● YOUR GOAL
Copy every line of the entries that includes the word "this".
[Begin]
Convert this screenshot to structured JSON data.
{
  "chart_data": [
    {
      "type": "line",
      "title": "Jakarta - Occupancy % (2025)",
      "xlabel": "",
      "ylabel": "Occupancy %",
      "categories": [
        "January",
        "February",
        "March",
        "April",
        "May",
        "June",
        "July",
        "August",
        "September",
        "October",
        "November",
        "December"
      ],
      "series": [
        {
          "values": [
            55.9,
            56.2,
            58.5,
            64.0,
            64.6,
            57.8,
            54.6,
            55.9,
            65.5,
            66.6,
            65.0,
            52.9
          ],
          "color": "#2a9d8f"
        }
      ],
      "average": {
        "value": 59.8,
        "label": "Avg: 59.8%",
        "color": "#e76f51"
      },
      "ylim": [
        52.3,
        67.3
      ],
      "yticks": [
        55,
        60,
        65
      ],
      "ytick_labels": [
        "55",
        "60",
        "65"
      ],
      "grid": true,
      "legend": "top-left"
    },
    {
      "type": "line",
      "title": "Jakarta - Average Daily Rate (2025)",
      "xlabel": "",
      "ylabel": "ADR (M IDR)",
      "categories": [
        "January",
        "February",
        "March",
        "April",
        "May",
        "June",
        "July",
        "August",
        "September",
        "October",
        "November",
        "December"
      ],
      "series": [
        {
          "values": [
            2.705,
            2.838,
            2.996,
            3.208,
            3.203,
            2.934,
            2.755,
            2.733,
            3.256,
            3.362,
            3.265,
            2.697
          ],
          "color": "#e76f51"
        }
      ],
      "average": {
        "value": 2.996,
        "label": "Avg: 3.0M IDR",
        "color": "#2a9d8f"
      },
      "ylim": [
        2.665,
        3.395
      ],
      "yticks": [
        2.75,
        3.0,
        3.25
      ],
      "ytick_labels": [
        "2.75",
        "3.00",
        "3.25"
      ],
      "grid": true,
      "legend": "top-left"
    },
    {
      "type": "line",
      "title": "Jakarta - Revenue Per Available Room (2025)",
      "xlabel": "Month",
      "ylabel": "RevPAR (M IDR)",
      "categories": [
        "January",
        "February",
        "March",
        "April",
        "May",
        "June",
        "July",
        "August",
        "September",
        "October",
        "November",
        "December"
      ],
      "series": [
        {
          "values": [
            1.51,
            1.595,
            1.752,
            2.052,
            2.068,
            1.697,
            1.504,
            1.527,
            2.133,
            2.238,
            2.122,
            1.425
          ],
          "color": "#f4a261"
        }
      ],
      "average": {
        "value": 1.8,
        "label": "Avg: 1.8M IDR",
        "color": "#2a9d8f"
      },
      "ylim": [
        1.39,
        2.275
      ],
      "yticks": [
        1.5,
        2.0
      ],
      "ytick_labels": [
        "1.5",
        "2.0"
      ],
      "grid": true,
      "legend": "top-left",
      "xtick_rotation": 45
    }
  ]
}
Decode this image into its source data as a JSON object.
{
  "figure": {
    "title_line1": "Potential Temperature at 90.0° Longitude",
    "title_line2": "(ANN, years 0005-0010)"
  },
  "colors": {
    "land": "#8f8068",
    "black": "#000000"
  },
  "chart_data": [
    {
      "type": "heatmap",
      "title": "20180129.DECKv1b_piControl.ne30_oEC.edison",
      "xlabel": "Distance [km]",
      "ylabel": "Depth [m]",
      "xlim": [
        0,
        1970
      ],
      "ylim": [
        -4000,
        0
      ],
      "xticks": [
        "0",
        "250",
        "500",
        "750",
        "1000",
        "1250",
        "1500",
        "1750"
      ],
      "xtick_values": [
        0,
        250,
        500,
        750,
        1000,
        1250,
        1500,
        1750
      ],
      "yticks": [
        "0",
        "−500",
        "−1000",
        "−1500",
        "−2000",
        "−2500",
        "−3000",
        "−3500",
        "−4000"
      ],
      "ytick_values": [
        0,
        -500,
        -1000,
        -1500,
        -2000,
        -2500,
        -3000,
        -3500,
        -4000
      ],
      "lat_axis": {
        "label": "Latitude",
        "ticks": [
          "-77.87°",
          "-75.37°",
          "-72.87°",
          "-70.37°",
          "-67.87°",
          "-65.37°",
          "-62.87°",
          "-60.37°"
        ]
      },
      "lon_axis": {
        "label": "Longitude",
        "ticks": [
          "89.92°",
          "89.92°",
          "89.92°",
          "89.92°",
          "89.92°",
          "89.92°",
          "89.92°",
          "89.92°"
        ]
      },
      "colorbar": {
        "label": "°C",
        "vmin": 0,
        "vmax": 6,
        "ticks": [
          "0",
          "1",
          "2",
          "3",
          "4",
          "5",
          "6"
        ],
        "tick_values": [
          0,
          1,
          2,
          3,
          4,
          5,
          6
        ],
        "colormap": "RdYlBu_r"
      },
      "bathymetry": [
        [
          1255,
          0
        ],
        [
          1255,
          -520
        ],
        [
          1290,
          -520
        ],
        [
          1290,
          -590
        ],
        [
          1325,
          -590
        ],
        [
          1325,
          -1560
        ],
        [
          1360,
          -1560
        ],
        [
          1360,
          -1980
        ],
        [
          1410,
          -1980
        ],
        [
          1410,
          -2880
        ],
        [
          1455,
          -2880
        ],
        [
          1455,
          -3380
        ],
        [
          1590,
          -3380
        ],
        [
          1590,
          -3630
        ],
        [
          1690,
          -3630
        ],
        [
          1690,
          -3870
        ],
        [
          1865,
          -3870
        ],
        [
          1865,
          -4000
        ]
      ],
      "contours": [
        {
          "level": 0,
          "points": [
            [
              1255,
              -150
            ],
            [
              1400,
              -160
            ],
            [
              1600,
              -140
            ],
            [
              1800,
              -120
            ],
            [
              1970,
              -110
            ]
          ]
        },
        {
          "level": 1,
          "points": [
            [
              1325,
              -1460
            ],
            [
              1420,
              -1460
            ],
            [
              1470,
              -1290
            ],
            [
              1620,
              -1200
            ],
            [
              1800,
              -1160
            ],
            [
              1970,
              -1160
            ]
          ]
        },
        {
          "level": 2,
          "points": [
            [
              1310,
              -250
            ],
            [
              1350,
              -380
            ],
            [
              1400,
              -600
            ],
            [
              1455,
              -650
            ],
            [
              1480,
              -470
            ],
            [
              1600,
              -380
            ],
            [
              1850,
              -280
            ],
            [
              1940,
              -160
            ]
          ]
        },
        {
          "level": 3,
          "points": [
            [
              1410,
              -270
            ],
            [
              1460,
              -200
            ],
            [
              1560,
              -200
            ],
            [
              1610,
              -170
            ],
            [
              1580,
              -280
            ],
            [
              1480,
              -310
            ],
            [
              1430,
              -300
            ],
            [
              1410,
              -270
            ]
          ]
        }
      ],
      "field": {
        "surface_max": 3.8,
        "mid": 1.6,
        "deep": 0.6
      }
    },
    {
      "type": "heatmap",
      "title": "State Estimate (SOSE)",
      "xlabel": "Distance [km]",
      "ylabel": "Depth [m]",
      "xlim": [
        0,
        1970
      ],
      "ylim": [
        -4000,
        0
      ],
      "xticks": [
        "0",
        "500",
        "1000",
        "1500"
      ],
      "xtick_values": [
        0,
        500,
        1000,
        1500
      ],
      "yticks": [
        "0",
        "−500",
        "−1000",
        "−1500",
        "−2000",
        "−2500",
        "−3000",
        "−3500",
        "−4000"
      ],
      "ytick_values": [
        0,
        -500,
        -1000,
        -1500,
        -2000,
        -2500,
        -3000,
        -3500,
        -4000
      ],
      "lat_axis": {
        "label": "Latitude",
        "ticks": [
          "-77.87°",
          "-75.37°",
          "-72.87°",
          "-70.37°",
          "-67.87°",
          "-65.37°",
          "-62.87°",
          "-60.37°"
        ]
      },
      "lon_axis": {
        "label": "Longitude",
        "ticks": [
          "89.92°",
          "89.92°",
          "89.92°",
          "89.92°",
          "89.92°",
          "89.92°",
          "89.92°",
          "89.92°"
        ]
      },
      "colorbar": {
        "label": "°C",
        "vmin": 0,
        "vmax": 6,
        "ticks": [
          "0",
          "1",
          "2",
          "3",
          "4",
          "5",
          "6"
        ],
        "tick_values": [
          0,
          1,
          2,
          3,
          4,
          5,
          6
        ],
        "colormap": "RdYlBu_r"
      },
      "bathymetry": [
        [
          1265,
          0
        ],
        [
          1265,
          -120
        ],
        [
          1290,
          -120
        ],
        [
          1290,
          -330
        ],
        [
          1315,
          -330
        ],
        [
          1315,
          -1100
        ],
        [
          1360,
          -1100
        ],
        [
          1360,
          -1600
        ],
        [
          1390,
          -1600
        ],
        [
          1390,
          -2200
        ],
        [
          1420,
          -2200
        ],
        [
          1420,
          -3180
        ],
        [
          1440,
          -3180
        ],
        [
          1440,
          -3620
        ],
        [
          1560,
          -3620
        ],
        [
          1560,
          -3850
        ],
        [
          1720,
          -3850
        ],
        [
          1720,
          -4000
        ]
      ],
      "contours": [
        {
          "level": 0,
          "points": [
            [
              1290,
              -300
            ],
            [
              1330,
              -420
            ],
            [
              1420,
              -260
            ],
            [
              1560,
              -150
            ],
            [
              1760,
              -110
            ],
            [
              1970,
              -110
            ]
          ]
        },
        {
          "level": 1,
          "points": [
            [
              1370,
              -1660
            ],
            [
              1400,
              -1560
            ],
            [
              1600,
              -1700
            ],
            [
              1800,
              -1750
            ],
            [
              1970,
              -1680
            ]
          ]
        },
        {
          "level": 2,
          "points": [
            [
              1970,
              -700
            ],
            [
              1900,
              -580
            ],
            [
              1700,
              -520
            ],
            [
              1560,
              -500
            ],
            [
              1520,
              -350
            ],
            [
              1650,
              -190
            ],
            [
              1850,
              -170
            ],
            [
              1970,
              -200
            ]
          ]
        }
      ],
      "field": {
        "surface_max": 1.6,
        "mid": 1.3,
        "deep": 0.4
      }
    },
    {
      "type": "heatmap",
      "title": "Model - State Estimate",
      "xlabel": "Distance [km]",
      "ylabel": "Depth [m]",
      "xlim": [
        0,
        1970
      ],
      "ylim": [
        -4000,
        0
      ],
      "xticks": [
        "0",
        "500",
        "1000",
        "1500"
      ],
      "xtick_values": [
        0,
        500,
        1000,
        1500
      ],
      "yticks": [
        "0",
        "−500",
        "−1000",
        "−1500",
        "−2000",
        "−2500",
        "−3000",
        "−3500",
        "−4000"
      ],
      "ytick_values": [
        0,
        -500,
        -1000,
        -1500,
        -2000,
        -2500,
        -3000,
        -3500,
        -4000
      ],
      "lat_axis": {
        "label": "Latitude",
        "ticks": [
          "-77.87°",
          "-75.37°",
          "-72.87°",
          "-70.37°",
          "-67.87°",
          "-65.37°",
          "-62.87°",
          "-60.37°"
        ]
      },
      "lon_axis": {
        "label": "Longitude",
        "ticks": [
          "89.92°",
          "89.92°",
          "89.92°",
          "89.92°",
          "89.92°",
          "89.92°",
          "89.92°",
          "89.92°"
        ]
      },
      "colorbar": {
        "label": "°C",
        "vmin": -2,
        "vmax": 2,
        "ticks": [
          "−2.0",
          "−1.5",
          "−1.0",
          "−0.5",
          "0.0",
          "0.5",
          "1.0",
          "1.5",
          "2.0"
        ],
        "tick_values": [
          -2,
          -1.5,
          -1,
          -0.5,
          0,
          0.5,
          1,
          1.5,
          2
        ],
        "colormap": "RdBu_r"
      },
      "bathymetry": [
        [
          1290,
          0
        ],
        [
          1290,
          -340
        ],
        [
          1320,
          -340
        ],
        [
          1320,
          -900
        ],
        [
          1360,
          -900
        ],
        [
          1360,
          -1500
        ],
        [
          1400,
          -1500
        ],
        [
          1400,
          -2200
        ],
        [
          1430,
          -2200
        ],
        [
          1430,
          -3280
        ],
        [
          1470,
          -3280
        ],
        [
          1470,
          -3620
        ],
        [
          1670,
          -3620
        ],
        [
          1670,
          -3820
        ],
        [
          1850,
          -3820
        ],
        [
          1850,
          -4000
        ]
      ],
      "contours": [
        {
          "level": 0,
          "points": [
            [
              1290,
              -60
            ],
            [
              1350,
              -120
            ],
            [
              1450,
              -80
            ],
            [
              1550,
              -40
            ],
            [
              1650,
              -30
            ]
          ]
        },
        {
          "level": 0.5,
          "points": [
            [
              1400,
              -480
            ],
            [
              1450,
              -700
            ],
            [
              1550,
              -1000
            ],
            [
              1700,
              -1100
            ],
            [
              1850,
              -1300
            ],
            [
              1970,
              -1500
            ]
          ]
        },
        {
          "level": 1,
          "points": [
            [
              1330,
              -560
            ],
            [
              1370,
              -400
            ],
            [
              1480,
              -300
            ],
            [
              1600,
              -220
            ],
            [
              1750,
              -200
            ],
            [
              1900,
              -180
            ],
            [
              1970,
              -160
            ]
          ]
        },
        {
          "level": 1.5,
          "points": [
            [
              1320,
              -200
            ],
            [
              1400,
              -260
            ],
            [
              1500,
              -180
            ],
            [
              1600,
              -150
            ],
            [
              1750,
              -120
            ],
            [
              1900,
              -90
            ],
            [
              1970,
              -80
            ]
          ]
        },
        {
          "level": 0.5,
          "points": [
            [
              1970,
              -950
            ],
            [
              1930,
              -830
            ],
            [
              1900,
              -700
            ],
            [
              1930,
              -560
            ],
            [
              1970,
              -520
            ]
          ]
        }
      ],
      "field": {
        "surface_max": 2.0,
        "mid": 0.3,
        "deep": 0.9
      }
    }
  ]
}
[End]
● OUTPUT
Convert this screenshot to structured JSON data.
Decode this image into its source data as a JSON object.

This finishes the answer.